Stored entries
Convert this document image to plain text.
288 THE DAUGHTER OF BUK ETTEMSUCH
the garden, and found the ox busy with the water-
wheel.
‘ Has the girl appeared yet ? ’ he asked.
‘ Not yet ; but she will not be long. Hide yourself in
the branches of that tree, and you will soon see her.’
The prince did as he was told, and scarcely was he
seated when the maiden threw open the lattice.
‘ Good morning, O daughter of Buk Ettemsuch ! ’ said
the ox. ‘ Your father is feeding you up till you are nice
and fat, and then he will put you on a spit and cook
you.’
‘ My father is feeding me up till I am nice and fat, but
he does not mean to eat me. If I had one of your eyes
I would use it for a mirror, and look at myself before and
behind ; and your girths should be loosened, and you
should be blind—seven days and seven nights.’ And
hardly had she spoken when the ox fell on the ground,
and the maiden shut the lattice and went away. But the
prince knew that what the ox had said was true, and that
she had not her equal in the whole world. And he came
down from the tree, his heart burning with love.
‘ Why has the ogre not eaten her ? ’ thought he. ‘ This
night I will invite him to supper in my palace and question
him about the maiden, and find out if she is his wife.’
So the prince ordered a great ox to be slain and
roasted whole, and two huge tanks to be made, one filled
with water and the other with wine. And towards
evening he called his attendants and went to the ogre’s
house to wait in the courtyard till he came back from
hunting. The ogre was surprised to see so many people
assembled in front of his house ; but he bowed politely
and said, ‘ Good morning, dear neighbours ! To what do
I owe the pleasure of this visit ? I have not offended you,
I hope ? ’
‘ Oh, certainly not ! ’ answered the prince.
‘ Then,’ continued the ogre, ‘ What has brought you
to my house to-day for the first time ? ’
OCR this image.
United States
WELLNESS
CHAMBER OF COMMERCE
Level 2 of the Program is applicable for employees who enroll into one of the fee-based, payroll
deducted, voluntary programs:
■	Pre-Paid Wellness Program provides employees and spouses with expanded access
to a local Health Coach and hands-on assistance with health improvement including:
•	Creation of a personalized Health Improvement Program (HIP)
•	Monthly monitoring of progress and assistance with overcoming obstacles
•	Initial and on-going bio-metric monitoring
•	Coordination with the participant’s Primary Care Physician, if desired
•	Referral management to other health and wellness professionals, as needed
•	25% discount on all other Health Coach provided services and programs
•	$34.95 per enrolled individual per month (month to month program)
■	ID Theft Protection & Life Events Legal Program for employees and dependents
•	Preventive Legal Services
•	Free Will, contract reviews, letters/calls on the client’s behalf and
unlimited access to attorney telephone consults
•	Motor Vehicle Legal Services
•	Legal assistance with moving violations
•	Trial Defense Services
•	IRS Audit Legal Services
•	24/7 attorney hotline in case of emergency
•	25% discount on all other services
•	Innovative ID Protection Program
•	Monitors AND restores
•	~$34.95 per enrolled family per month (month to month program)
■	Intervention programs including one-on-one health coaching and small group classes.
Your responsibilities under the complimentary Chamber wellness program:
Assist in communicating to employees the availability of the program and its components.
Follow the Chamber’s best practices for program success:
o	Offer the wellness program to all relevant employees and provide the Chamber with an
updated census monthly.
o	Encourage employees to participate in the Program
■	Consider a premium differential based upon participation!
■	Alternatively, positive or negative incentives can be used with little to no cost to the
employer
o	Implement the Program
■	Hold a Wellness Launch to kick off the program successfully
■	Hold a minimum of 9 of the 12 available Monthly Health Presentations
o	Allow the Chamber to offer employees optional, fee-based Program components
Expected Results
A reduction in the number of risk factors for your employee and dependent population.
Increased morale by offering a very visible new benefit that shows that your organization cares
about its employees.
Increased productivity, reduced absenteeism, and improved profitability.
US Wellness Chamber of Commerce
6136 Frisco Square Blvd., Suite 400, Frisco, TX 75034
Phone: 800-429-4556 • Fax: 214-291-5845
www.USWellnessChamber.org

## [SHORT PROBLEM]
In the listing above, find each line with the word "whole" and copy it.

## [REPLY]
she had not her equal in the whole world. And he came
roasted whole, and two huge tanks to be made, one filled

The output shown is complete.